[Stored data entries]

________________________

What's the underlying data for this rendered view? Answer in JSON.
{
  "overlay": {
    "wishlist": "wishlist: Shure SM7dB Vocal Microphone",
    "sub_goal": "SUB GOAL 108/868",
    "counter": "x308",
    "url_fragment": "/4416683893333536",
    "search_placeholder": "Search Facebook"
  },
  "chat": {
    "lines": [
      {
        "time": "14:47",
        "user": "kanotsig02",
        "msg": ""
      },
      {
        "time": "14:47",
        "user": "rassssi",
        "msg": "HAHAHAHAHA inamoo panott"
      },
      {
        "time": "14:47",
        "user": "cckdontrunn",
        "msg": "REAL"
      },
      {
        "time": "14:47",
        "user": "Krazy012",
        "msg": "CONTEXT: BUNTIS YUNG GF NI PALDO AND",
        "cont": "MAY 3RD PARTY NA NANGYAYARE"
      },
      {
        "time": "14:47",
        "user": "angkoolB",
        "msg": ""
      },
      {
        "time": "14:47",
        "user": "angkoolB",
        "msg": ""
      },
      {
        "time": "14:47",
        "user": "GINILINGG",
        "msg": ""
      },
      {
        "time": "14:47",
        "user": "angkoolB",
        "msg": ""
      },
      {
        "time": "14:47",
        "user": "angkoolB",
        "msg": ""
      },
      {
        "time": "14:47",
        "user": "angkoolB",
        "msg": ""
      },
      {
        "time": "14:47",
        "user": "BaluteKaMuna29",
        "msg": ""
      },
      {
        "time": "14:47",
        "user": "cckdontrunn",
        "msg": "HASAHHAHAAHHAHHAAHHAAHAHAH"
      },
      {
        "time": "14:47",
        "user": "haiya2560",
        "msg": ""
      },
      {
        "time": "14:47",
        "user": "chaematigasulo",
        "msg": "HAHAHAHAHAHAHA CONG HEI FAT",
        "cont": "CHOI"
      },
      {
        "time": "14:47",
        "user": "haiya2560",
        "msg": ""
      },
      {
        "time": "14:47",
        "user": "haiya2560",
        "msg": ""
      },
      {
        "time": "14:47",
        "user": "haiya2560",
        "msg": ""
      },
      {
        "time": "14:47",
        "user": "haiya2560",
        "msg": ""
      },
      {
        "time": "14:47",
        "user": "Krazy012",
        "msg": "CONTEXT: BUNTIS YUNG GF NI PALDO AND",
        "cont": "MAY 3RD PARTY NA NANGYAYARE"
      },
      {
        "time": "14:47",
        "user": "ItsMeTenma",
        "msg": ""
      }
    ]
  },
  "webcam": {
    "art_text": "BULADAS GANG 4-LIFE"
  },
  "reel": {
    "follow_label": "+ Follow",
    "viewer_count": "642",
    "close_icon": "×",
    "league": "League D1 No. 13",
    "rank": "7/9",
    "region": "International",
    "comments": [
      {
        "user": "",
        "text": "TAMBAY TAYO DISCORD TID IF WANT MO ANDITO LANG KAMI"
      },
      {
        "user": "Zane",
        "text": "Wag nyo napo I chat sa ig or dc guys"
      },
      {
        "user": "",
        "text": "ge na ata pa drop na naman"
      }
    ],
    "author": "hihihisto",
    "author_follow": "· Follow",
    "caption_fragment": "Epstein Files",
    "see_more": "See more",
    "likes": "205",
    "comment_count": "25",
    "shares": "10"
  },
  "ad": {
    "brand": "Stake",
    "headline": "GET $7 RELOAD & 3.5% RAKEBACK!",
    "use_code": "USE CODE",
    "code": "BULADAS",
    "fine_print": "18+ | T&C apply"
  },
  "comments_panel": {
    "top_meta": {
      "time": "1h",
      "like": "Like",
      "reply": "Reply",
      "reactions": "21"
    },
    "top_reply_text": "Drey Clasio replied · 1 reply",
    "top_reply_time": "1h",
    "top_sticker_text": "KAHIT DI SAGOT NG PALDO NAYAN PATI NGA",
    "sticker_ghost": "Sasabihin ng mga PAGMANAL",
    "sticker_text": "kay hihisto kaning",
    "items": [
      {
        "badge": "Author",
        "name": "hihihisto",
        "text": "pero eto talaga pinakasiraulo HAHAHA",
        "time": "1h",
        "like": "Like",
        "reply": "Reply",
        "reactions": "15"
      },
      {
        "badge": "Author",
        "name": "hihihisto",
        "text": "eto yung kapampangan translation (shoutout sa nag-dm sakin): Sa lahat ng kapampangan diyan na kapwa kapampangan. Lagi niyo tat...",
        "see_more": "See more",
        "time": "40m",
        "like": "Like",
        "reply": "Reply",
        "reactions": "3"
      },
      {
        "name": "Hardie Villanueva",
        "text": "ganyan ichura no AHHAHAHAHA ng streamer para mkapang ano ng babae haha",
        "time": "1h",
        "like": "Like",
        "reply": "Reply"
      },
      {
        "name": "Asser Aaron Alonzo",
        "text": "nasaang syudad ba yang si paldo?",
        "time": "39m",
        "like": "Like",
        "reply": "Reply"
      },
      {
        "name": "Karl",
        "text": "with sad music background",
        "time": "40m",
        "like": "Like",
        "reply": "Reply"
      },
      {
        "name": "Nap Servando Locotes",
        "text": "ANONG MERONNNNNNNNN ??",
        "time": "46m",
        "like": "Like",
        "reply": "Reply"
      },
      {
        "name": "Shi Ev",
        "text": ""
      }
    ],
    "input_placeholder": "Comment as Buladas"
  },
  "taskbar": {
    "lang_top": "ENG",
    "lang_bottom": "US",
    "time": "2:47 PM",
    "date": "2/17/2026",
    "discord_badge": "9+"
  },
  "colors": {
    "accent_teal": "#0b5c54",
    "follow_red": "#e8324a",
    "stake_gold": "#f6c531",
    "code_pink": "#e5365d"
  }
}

________________________

Required task | Every entry in the listing must be retyped exactly.

Exercise result |
What's the underlying data for this rendered view? Answer in JSON.
{
  "overlay": {
    "wishlist": "wishlist: Shure SM7dB Vocal Microphone",
    "sub_goal": "SUB GOAL 108/868",
    "counter": "x308",
    "url_fragment": "/4416683893333536",
    "search_placeholder": "Search Facebook"
  },
  "chat": {
    "lines": [
      {
        "time": "14:47",
        "user": "kanotsig02",
        "msg": ""
      },
      {
        "time": "14:47",
        "user": "rassssi",
        "msg": "HAHAHAHAHA inamoo panott"
      },
      {
        "time": "14:47",
        "user": "cckdontrunn",
        "msg": "REAL"
      },
      {
        "time": "14:47",
        "user": "Krazy012",
        "msg": "CONTEXT: BUNTIS YUNG GF NI PALDO AND",
        "cont": "MAY 3RD PARTY NA NANGYAYARE"
      },
      {
        "time": "14:47",
        "user": "angkoolB",
        "msg": ""
      },
      {
        "time": "14:47",
        "user": "angkoolB",
        "msg": ""
      },
      {
        "time": "14:47",
        "user": "GINILINGG",
        "msg": ""
      },
      {
        "time": "14:47",
        "user": "angkoolB",
        "msg": ""
      },
      {
        "time": "14:47",
        "user": "angkoolB",
        "msg": ""
      },
      {
        "time": "14:47",
        "user": "angkoolB",
        "msg": ""
      },
      {
        "time": "14:47",
        "user": "BaluteKaMuna29",
        "msg": ""
      },
      {
        "time": "14:47",
        "user": "cckdontrunn",
        "msg": "HASAHHAHAAHHAHHAAHHAAHAHAH"
      },
      {
        "time": "14:47",
        "user": "haiya2560",
        "msg": ""
      },
      {
        "time": "14:47",
        "user": "chaematigasulo",
        "msg": "HAHAHAHAHAHAHA CONG HEI FAT",
        "cont": "CHOI"
      },
      {
        "time": "14:47",
        "user": "haiya2560",
        "msg": ""
      },
      {
        "time": "14:47",
        "user": "haiya2560",
        "msg": ""
      },
      {
        "time": "14:47",
        "user": "haiya2560",
        "msg": ""
      },
      {
        "time": "14:47",
        "user": "haiya2560",
        "msg": ""
      },
      {
        "time": "14:47",
        "user": "Krazy012",
        "msg": "CONTEXT: BUNTIS YUNG GF NI PALDO AND",
        "cont": "MAY 3RD PARTY NA NANGYAYARE"
      },
      {
        "time": "14:47",
        "user": "ItsMeTenma",
        "msg": ""
      }
    ]
  },
  "webcam": {
    "art_text": "BULADAS GANG 4-LIFE"
  },
  "reel": {
    "follow_label": "+ Follow",
    "viewer_count": "642",
    "close_icon": "×",
    "league": "League D1 No. 13",
    "rank": "7/9",
    "region": "International",
    "comments": [
      {
        "user": "",
        "text": "TAMBAY TAYO DISCORD TID IF WANT MO ANDITO LANG KAMI"
      },
      {
        "user": "Zane",
        "text": "Wag nyo napo I chat sa ig or dc guys"
      },
      {
        "user": "",
        "text": "ge na ata pa drop na naman"
      }
    ],
    "author": "hihihisto",
    "author_follow": "· Follow",
    "caption_fragment": "Epstein Files",
    "see_more": "See more",
    "likes": "205",
    "comment_count": "25",
    "shares": "10"
  },
  "ad": {
    "brand": "Stake",
    "headline": "GET $7 RELOAD & 3.5% RAKEBACK!",
    "use_code": "USE CODE",
    "code": "BULADAS",
    "fine_print": "18+ | T&C apply"
  },
  "comments_panel": {
    "top_meta": {
      "time": "1h",
      "like": "Like",
      "reply": "Reply",
      "reactions": "21"
    },
    "top_reply_text": "Drey Clasio replied · 1 reply",
    "top_reply_time": "1h",
    "top_sticker_text": "KAHIT DI SAGOT NG PALDO NAYAN PATI NGA",
    "sticker_ghost": "Sasabihin ng mga PAGMANAL",
    "sticker_text": "kay hihisto kaning",
    "items": [
      {
        "badge": "Author",
        "name": "hihihisto",
        "text": "pero eto talaga pinakasiraulo HAHAHA",
        "time": "1h",
        "like": "Like",
        "reply": "Reply",
        "reactions": "15"
      },
      {
        "badge": "Author",
        "name": "hihihisto",
        "text": "eto yung kapampangan translation (shoutout sa nag-dm sakin): Sa lahat ng kapampangan diyan na kapwa kapampangan. Lagi niyo tat...",
        "see_more": "See more",
        "time": "40m",
        "like": "Like",
        "reply": "Reply",
        "reactions": "3"
      },
      {
        "name": "Hardie Villanueva",
        "text": "ganyan ichura no AHHAHAHAHA ng streamer para mkapang ano ng babae haha",
        "time": "1h",
        "like": "Like",
        "reply": "Reply"
      },
      {
        "name": "Asser Aaron Alonzo",
        "text": "nasaang syudad ba yang si paldo?",
        "time": "39m",
        "like": "Like",
        "reply": "Reply"
      },
      {
        "name": "Karl",
        "text": "with sad music background",
        "time": "40m",
        "like": "Like",
        "reply": "Reply"
      },
      {
        "name": "Nap Servando Locotes",
        "text": "ANONG MERONNNNNNNNN ??",
        "time": "46m",
        "like": "Like",
        "reply": "Reply"
      },
      {
        "name": "Shi Ev",
        "text": ""
      }
    ],
    "input_placeholder": "Comment as Buladas"
  },
  "taskbar": {
    "lang_top": "ENG",
    "lang_bottom": "US",
    "time": "2:47 PM",
    "date": "2/17/2026",
    "discord_badge": "9+"
  },
  "colors": {
    "accent_teal": "#0b5c54",
    "follow_red": "#e8324a",
    "stake_gold": "#f6c531",
    "code_pink": "#e5365d"
  }
}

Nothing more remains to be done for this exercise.